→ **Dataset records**
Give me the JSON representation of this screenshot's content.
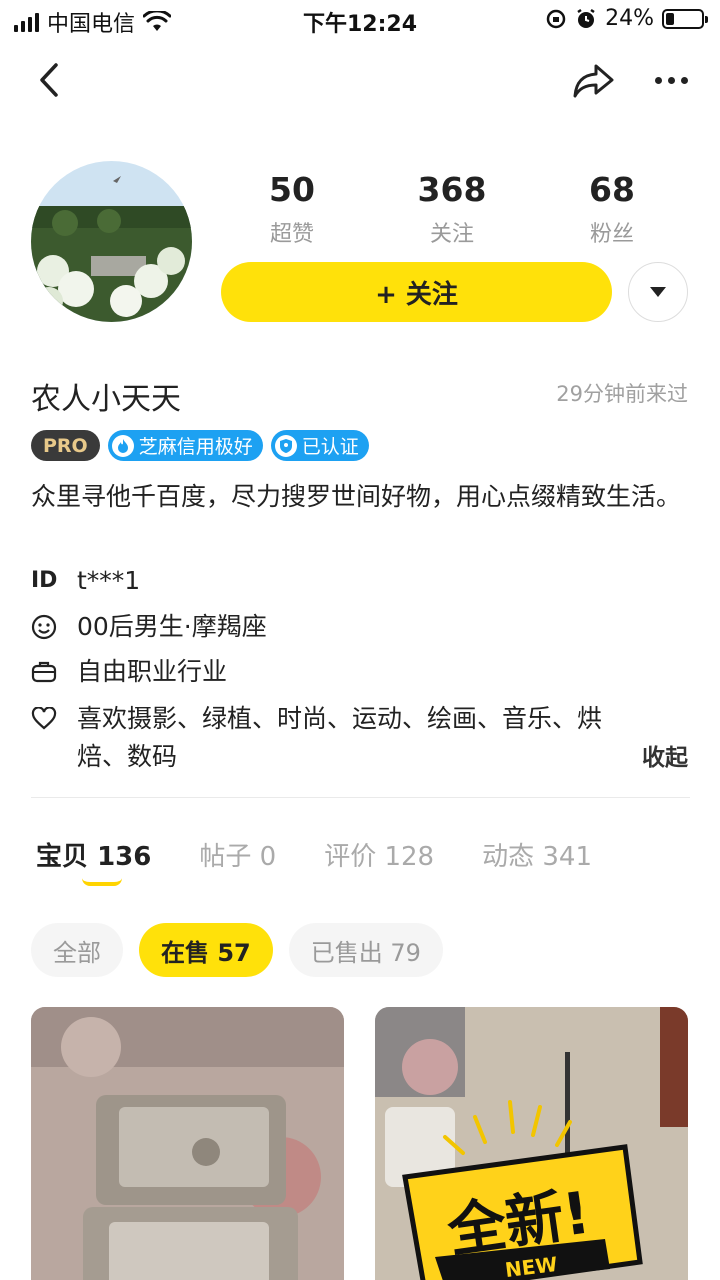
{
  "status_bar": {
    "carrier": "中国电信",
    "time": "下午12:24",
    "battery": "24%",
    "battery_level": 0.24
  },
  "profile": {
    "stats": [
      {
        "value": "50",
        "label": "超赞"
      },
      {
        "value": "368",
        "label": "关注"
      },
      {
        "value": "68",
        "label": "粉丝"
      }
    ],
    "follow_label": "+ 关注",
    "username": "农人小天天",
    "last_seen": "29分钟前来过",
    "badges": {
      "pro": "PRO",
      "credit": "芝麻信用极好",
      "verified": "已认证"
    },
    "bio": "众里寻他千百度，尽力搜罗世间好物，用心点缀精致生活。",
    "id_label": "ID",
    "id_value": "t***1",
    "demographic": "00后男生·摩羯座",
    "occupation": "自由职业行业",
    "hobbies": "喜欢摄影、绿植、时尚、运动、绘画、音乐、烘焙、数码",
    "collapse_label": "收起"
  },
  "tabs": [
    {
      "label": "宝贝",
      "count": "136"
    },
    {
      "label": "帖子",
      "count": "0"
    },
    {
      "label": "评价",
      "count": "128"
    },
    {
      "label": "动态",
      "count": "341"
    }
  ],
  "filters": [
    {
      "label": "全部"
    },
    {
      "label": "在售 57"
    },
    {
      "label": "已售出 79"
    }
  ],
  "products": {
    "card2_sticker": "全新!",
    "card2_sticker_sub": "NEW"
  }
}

→ **Given instruction**
Reproduce every line precisely as given, omitting all pictures.

→ **Written response**
Give me the JSON representation of this screenshot's content.
{
  "status_bar": {
    "carrier": "中国电信",
    "time": "下午12:24",
    "battery": "24%",
    "battery_level": 0.24
  },
  "profile": {
    "stats": [
      {
        "value": "50",
        "label": "超赞"
      },
      {
        "value": "368",
        "label": "关注"
      },
      {
        "value": "68",
        "label": "粉丝"
      }
    ],
    "follow_label": "+ 关注",
    "username": "农人小天天",
    "last_seen": "29分钟前来过",
    "badges": {
      "pro": "PRO",
      "credit": "芝麻信用极好",
      "verified": "已认证"
    },
    "bio": "众里寻他千百度，尽力搜罗世间好物，用心点缀精致生活。",
    "id_label": "ID",
    "id_value": "t***1",
    "demographic": "00后男生·摩羯座",
    "occupation": "自由职业行业",
    "hobbies": "喜欢摄影、绿植、时尚、运动、绘画、音乐、烘焙、数码",
    "collapse_label": "收起"
  },
  "tabs": [
    {
      "label": "宝贝",
      "count": "136"
    },
    {
      "label": "帖子",
      "count": "0"
    },
    {
      "label": "评价",
      "count": "128"
    },
    {
      "label": "动态",
      "count": "341"
    }
  ],
  "filters": [
    {
      "label": "全部"
    },
    {
      "label": "在售 57"
    },
    {
      "label": "已售出 79"
    }
  ],
  "products": {
    "card2_sticker": "全新!",
    "card2_sticker_sub": "NEW"
  }
}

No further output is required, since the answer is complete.